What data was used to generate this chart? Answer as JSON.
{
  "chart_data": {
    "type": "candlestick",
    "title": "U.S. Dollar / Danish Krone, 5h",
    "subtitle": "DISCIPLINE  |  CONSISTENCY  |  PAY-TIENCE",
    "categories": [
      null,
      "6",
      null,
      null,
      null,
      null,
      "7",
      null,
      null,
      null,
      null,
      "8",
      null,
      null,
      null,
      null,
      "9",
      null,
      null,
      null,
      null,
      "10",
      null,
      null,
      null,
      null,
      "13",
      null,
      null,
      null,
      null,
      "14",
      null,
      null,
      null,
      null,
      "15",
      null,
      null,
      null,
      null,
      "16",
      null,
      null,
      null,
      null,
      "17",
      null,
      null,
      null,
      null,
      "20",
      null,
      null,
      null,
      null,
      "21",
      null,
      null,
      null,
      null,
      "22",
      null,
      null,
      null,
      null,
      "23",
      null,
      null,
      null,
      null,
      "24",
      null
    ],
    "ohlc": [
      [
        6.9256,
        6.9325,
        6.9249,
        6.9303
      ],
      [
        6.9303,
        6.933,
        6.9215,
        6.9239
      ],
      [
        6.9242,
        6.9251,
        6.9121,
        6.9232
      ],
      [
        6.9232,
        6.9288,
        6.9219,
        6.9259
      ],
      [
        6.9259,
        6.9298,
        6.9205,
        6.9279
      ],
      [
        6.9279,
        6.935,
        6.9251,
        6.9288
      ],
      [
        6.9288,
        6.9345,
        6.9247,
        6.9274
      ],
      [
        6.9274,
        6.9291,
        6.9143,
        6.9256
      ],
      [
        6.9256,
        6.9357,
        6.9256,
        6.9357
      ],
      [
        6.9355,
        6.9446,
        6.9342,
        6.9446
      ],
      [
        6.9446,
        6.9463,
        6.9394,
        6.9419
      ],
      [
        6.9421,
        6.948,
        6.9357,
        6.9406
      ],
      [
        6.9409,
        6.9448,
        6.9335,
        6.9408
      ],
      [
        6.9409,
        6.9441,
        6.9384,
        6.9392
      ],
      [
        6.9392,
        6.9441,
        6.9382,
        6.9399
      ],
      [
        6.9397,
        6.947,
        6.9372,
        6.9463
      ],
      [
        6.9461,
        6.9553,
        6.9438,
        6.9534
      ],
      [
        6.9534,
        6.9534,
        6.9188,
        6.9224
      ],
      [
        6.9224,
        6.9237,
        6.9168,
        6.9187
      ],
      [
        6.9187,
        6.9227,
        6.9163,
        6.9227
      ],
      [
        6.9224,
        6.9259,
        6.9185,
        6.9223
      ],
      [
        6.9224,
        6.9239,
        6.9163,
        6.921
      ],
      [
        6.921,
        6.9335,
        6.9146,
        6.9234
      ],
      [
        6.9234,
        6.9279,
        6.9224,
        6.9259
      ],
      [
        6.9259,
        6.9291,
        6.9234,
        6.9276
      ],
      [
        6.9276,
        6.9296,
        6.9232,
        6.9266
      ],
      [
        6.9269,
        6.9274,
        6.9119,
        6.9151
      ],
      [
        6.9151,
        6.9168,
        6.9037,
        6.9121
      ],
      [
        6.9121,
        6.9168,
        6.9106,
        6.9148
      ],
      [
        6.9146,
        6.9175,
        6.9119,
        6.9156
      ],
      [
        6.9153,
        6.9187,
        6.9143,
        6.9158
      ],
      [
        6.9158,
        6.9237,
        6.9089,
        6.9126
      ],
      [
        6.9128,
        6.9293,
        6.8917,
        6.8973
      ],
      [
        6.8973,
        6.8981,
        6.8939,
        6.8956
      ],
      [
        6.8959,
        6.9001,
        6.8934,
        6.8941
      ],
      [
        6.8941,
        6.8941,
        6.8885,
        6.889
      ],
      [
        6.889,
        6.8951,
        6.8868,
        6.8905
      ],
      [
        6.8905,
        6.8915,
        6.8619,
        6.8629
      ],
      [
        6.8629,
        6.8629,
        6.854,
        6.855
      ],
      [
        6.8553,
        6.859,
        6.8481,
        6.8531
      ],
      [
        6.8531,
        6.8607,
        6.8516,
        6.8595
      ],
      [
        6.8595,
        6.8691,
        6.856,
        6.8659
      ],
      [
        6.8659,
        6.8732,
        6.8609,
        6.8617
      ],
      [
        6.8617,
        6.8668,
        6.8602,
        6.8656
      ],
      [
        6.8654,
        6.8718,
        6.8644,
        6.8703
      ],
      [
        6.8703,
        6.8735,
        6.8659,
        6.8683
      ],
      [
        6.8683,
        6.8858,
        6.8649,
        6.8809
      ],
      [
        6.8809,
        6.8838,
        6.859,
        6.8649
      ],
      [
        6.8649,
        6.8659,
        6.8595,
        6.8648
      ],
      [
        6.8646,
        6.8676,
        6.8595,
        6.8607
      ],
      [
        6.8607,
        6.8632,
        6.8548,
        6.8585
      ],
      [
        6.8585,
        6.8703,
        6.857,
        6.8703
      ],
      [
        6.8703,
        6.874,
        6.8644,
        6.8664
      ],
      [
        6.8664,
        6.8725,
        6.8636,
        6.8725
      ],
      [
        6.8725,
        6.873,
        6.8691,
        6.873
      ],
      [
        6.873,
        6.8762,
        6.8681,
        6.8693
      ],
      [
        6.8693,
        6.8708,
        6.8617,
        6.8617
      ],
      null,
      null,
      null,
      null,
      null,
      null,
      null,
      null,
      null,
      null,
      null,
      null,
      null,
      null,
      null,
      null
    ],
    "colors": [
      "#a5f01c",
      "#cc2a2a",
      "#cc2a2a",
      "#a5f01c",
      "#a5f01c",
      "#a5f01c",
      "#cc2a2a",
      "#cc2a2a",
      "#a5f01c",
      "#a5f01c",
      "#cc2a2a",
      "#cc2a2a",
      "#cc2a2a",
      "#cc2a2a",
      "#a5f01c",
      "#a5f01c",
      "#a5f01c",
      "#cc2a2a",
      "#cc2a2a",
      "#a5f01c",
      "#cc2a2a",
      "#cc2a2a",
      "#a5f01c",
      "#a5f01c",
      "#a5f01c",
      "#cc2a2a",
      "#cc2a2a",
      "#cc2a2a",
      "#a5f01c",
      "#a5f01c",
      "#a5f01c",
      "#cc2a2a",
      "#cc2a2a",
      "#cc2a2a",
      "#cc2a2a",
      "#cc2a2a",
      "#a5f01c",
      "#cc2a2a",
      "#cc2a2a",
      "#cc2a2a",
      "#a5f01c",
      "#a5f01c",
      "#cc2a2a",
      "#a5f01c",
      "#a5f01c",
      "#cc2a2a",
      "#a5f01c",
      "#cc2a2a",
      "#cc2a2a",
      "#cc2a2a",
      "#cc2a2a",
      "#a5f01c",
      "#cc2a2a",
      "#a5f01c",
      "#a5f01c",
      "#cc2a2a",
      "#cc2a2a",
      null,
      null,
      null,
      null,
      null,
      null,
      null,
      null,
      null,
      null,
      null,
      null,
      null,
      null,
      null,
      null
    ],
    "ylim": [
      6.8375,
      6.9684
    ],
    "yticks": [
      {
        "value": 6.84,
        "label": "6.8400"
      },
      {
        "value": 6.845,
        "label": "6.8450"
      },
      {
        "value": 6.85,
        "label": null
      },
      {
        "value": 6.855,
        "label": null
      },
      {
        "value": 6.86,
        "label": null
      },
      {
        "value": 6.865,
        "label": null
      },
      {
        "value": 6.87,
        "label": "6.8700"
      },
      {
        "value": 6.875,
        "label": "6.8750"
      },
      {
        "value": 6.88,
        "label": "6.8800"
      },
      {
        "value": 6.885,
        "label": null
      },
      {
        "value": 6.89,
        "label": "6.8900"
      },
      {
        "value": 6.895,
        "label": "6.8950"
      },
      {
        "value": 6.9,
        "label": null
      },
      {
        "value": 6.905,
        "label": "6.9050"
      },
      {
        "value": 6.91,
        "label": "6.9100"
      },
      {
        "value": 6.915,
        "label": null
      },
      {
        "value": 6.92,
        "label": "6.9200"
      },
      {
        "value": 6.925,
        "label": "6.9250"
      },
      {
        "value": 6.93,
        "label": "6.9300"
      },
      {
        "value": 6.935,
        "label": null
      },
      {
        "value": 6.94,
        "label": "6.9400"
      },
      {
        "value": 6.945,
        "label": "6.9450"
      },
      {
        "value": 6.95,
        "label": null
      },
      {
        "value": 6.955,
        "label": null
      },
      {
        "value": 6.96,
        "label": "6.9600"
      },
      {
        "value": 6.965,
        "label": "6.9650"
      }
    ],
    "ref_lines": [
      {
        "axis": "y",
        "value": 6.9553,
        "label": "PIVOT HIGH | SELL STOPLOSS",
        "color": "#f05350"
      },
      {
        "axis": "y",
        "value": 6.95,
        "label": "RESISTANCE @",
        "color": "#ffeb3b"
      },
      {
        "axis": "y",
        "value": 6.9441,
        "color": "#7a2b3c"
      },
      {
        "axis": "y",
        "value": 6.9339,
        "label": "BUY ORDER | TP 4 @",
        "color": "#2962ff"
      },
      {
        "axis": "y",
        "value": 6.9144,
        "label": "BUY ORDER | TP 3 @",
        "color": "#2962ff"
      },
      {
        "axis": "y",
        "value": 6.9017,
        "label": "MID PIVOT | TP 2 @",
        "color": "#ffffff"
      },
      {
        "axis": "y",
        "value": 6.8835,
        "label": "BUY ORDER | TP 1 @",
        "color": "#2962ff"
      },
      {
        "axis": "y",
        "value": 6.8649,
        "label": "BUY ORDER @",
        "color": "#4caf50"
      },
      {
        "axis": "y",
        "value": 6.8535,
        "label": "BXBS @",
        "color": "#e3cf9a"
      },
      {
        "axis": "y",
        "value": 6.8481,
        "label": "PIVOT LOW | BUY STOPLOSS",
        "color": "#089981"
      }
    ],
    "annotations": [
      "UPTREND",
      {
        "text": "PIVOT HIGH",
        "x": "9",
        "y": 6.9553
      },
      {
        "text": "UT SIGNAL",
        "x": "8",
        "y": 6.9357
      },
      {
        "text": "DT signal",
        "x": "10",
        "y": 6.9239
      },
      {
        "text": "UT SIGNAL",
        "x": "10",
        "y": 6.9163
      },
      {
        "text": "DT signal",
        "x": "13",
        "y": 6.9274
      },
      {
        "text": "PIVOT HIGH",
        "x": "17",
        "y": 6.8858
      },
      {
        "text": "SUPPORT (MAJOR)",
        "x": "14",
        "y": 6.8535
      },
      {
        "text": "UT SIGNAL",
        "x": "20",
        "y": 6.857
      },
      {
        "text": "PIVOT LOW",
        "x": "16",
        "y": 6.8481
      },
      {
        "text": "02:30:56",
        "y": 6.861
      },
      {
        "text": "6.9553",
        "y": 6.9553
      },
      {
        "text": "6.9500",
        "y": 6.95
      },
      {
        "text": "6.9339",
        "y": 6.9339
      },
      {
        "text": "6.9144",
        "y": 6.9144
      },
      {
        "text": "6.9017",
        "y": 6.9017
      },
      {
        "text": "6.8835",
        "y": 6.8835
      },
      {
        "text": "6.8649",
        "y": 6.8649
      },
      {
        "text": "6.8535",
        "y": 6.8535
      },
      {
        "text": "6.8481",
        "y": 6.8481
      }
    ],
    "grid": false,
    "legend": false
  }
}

# # # # #

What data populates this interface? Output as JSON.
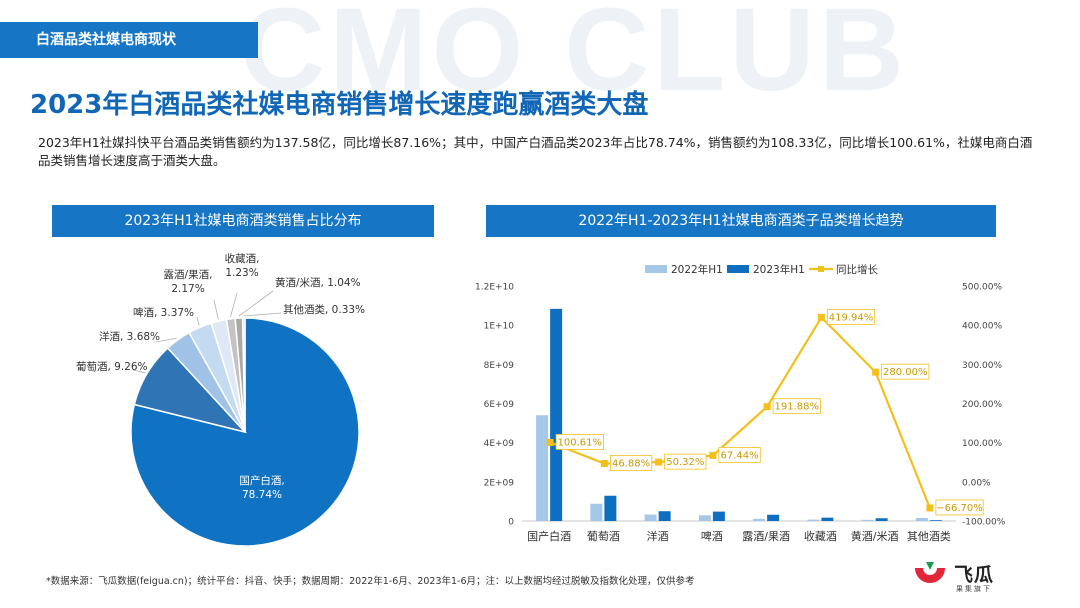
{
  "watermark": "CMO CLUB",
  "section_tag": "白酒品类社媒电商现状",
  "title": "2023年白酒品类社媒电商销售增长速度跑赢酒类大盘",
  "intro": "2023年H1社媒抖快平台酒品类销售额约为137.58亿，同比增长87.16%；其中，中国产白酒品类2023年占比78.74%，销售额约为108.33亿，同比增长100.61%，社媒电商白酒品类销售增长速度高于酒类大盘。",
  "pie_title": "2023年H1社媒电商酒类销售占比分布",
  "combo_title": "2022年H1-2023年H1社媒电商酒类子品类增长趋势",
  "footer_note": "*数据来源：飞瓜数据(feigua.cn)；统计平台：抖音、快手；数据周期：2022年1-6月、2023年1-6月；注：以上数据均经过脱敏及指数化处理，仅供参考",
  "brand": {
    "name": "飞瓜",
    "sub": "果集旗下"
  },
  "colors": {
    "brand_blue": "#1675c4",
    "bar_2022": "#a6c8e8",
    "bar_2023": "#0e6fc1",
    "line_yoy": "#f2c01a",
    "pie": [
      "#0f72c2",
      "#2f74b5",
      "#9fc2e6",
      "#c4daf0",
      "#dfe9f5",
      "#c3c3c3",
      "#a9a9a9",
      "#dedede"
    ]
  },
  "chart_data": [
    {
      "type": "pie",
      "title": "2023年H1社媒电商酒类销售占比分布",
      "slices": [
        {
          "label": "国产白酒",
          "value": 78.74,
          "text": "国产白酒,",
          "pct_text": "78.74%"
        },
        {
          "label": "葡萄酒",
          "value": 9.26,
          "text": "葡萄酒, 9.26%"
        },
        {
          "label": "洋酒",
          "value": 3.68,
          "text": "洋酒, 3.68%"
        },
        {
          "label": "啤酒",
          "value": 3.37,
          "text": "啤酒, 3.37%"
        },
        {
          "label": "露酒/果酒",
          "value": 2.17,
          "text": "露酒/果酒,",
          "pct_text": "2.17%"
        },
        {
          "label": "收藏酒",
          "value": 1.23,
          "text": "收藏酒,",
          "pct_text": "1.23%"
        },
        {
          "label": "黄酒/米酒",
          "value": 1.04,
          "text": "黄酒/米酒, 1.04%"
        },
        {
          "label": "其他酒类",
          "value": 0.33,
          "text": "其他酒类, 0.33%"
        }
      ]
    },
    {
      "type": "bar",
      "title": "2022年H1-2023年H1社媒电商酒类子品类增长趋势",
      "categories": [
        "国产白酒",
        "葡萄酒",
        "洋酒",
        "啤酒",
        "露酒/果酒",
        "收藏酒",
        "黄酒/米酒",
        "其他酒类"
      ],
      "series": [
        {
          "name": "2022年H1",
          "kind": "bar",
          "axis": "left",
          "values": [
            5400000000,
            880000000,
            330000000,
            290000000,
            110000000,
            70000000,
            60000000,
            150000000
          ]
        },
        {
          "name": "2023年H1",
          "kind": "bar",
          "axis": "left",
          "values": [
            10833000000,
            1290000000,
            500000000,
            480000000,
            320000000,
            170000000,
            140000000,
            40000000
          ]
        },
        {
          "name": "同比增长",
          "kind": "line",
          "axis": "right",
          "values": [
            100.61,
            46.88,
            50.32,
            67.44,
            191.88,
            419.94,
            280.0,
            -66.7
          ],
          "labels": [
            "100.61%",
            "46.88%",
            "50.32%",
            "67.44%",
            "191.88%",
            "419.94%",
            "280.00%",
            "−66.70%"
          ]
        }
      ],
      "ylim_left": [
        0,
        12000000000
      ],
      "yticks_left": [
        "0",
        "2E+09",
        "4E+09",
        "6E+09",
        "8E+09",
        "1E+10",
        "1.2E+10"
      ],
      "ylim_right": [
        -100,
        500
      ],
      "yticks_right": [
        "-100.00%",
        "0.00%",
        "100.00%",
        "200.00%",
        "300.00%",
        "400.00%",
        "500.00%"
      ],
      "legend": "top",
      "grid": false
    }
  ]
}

# # # # #

# Problem to solve
Pick out each line containing "JSON" and report it.

# Complete answer
What data was used to generate this chart? Answer as JSON.
What data populates this interface? Output as JSON.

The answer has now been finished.